-- start Entries --

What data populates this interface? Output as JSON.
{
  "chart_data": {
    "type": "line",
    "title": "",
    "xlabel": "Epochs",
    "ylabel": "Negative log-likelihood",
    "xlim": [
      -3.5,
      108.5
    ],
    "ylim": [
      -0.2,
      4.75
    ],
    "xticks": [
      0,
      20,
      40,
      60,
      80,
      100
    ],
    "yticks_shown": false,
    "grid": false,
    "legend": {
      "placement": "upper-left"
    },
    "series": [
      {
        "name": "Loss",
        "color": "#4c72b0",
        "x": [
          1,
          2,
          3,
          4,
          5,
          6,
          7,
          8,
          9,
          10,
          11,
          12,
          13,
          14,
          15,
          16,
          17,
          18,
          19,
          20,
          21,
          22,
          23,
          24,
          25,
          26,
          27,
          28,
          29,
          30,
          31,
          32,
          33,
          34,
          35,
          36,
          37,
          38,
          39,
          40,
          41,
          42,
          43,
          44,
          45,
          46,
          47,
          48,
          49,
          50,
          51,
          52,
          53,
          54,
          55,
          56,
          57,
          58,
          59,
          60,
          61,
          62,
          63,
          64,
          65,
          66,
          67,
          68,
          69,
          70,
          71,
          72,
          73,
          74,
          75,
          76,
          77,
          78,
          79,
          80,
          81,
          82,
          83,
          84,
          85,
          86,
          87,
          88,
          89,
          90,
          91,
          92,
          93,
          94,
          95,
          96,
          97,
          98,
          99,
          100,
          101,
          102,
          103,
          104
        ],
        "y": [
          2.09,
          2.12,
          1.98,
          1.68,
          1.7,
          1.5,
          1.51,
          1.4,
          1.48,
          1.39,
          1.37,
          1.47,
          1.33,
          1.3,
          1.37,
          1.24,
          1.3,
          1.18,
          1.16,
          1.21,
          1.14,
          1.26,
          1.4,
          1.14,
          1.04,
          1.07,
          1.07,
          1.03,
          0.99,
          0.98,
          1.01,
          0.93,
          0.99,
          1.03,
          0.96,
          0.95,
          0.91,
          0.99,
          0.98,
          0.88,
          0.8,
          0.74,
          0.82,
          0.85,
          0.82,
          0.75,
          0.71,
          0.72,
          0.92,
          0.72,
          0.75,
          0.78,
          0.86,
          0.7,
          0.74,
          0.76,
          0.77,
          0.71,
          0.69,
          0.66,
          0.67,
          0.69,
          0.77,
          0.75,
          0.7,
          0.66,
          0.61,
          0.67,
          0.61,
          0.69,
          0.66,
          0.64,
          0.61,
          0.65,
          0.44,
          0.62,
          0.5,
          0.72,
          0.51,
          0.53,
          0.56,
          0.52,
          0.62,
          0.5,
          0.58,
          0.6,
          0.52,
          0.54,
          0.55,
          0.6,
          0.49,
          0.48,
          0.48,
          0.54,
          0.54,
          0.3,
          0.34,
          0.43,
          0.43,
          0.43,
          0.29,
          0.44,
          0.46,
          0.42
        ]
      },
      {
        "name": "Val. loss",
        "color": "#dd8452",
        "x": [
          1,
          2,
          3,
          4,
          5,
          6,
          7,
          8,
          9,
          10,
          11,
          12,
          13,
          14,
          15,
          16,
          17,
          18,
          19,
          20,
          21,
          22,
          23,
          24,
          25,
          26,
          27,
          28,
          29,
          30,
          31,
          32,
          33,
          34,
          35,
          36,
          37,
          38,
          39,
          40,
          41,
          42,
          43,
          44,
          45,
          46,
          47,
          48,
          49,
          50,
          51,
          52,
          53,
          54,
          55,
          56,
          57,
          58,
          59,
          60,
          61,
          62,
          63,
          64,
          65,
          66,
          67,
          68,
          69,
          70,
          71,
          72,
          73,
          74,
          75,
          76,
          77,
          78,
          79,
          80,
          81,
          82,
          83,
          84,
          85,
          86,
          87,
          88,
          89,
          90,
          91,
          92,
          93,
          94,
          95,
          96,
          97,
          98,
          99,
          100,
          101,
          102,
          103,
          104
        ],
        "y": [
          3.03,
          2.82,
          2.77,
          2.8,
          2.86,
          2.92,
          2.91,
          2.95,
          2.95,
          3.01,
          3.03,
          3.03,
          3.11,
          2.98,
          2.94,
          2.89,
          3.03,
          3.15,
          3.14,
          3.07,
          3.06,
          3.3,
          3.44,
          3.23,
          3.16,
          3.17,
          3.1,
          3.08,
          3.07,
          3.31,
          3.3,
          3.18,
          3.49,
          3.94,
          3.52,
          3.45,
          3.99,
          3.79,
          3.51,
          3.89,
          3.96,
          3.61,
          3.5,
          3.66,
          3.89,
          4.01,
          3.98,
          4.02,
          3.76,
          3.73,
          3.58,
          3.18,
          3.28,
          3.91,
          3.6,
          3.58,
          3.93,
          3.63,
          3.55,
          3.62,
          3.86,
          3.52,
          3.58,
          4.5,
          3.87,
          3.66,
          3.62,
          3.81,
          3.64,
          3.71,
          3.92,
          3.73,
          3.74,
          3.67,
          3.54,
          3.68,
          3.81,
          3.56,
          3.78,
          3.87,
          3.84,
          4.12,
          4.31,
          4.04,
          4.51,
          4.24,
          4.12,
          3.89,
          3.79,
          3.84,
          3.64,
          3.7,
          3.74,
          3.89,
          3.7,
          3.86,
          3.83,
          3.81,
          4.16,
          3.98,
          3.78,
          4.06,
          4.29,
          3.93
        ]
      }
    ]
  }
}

-- end Entries --

» What this task involves
Here, the records must be output exactly and in full.

» Written response
What data populates this interface? Output as JSON.
{
  "chart_data": {
    "type": "line",
    "title": "",
    "xlabel": "Epochs",
    "ylabel": "Negative log-likelihood",
    "xlim": [
      -3.5,
      108.5
    ],
    "ylim": [
      -0.2,
      4.75
    ],
    "xticks": [
      0,
      20,
      40,
      60,
      80,
      100
    ],
    "yticks_shown": false,
    "grid": false,
    "legend": {
      "placement": "upper-left"
    },
    "series": [
      {
        "name": "Loss",
        "color": "#4c72b0",
        "x": [
          1,
          2,
          3,
          4,
          5,
          6,
          7,
          8,
          9,
          10,
          11,
          12,
          13,
          14,
          15,
          16,
          17,
          18,
          19,
          20,
          21,
          22,
          23,
          24,
          25,
          26,
          27,
          28,
          29,
          30,
          31,
          32,
          33,
          34,
          35,
          36,
          37,
          38,
          39,
          40,
          41,
          42,
          43,
          44,
          45,
          46,
          47,
          48,
          49,
          50,
          51,
          52,
          53,
          54,
          55,
          56,
          57,
          58,
          59,
          60,
          61,
          62,
          63,
          64,
          65,
          66,
          67,
          68,
          69,
          70,
          71,
          72,
          73,
          74,
          75,
          76,
          77,
          78,
          79,
          80,
          81,
          82,
          83,
          84,
          85,
          86,
          87,
          88,
          89,
          90,
          91,
          92,
          93,
          94,
          95,
          96,
          97,
          98,
          99,
          100,
          101,
          102,
          103,
          104
        ],
        "y": [
          2.09,
          2.12,
          1.98,
          1.68,
          1.7,
          1.5,
          1.51,
          1.4,
          1.48,
          1.39,
          1.37,
          1.47,
          1.33,
          1.3,
          1.37,
          1.24,
          1.3,
          1.18,
          1.16,
          1.21,
          1.14,
          1.26,
          1.4,
          1.14,
          1.04,
          1.07,
          1.07,
          1.03,
          0.99,
          0.98,
          1.01,
          0.93,
          0.99,
          1.03,
          0.96,
          0.95,
          0.91,
          0.99,
          0.98,
          0.88,
          0.8,
          0.74,
          0.82,
          0.85,
          0.82,
          0.75,
          0.71,
          0.72,
          0.92,
          0.72,
          0.75,
          0.78,
          0.86,
          0.7,
          0.74,
          0.76,
          0.77,
          0.71,
          0.69,
          0.66,
          0.67,
          0.69,
          0.77,
          0.75,
          0.7,
          0.66,
          0.61,
          0.67,
          0.61,
          0.69,
          0.66,
          0.64,
          0.61,
          0.65,
          0.44,
          0.62,
          0.5,
          0.72,
          0.51,
          0.53,
          0.56,
          0.52,
          0.62,
          0.5,
          0.58,
          0.6,
          0.52,
          0.54,
          0.55,
          0.6,
          0.49,
          0.48,
          0.48,
          0.54,
          0.54,
          0.3,
          0.34,
          0.43,
          0.43,
          0.43,
          0.29,
          0.44,
          0.46,
          0.42
        ]
      },
      {
        "name": "Val. loss",
        "color": "#dd8452",
        "x": [
          1,
          2,
          3,
          4,
          5,
          6,
          7,
          8,
          9,
          10,
          11,
          12,
          13,
          14,
          15,
          16,
          17,
          18,
          19,
          20,
          21,
          22,
          23,
          24,
          25,
          26,
          27,
          28,
          29,
          30,
          31,
          32,
          33,
          34,
          35,
          36,
          37,
          38,
          39,
          40,
          41,
          42,
          43,
          44,
          45,
          46,
          47,
          48,
          49,
          50,
          51,
          52,
          53,
          54,
          55,
          56,
          57,
          58,
          59,
          60,
          61,
          62,
          63,
          64,
          65,
          66,
          67,
          68,
          69,
          70,
          71,
          72,
          73,
          74,
          75,
          76,
          77,
          78,
          79,
          80,
          81,
          82,
          83,
          84,
          85,
          86,
          87,
          88,
          89,
          90,
          91,
          92,
          93,
          94,
          95,
          96,
          97,
          98,
          99,
          100,
          101,
          102,
          103,
          104
        ],
        "y": [
          3.03,
          2.82,
          2.77,
          2.8,
          2.86,
          2.92,
          2.91,
          2.95,
          2.95,
          3.01,
          3.03,
          3.03,
          3.11,
          2.98,
          2.94,
          2.89,
          3.03,
          3.15,
          3.14,
          3.07,
          3.06,
          3.3,
          3.44,
          3.23,
          3.16,
          3.17,
          3.1,
          3.08,
          3.07,
          3.31,
          3.3,
          3.18,
          3.49,
          3.94,
          3.52,
          3.45,
          3.99,
          3.79,
          3.51,
          3.89,
          3.96,
          3.61,
          3.5,
          3.66,
          3.89,
          4.01,
          3.98,
          4.02,
          3.76,
          3.73,
          3.58,
          3.18,
          3.28,
          3.91,
          3.6,
          3.58,
          3.93,
          3.63,
          3.55,
          3.62,
          3.86,
          3.52,
          3.58,
          4.5,
          3.87,
          3.66,
          3.62,
          3.81,
          3.64,
          3.71,
          3.92,
          3.73,
          3.74,
          3.67,
          3.54,
          3.68,
          3.81,
          3.56,
          3.78,
          3.87,
          3.84,
          4.12,
          4.31,
          4.04,
          4.51,
          4.24,
          4.12,
          3.89,
          3.79,
          3.84,
          3.64,
          3.7,
          3.74,
          3.89,
          3.7,
          3.86,
          3.83,
          3.81,
          4.16,
          3.98,
          3.78,
          4.06,
          4.29,
          3.93
        ]
      }
    ]
  }
}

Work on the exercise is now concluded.